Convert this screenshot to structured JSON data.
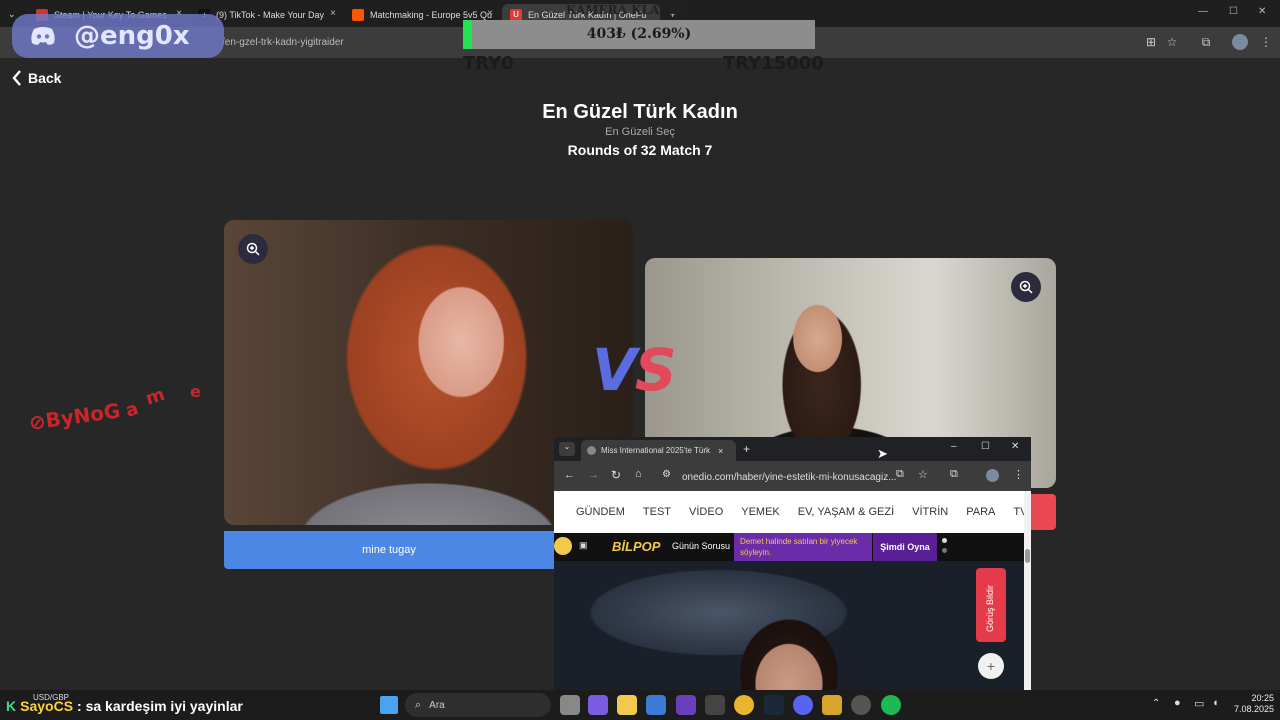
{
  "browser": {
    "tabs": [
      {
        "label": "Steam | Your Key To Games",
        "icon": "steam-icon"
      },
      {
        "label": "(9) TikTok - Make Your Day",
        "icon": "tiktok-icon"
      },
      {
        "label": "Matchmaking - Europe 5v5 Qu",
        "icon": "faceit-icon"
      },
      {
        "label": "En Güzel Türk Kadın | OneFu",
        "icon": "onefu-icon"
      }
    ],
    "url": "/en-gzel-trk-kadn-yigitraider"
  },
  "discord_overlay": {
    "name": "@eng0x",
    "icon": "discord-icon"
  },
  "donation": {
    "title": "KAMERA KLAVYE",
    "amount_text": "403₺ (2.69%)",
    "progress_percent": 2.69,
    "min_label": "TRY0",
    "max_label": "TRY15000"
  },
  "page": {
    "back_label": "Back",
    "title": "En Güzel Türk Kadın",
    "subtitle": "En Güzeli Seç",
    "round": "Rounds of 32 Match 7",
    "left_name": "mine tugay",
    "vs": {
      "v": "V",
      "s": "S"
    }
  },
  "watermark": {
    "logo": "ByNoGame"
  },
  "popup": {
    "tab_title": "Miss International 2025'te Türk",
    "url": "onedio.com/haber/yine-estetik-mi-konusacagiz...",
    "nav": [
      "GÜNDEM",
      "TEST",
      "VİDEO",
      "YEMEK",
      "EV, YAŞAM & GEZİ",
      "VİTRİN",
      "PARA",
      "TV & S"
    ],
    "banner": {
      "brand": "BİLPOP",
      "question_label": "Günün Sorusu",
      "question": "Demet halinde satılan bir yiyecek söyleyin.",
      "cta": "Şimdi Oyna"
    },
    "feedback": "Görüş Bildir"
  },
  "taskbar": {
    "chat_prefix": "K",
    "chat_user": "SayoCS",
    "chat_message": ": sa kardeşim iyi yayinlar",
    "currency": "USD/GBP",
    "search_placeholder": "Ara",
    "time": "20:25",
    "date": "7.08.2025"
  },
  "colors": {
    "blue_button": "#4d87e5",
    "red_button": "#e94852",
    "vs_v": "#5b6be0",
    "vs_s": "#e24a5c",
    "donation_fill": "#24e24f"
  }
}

==

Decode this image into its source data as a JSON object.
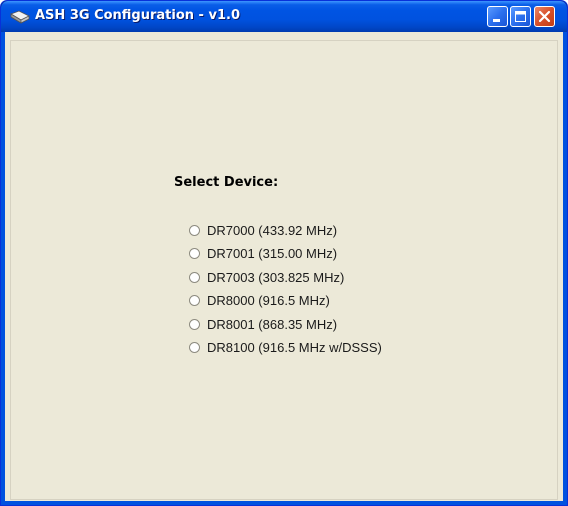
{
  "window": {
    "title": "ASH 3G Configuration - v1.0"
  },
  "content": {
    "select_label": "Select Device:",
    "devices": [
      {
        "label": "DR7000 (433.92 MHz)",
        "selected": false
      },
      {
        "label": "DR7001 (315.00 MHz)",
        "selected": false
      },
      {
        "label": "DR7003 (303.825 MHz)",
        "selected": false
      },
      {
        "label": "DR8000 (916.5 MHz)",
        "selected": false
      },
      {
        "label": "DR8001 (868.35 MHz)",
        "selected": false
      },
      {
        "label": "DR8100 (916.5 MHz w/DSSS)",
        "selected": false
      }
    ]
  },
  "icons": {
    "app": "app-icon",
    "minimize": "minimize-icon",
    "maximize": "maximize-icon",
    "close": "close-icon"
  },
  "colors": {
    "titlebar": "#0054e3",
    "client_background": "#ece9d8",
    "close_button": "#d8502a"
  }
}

| STATED PROBLEM |
Only the number is needed here: how many lines of the records contain "JSON"?

| CORRECT RESULT |
2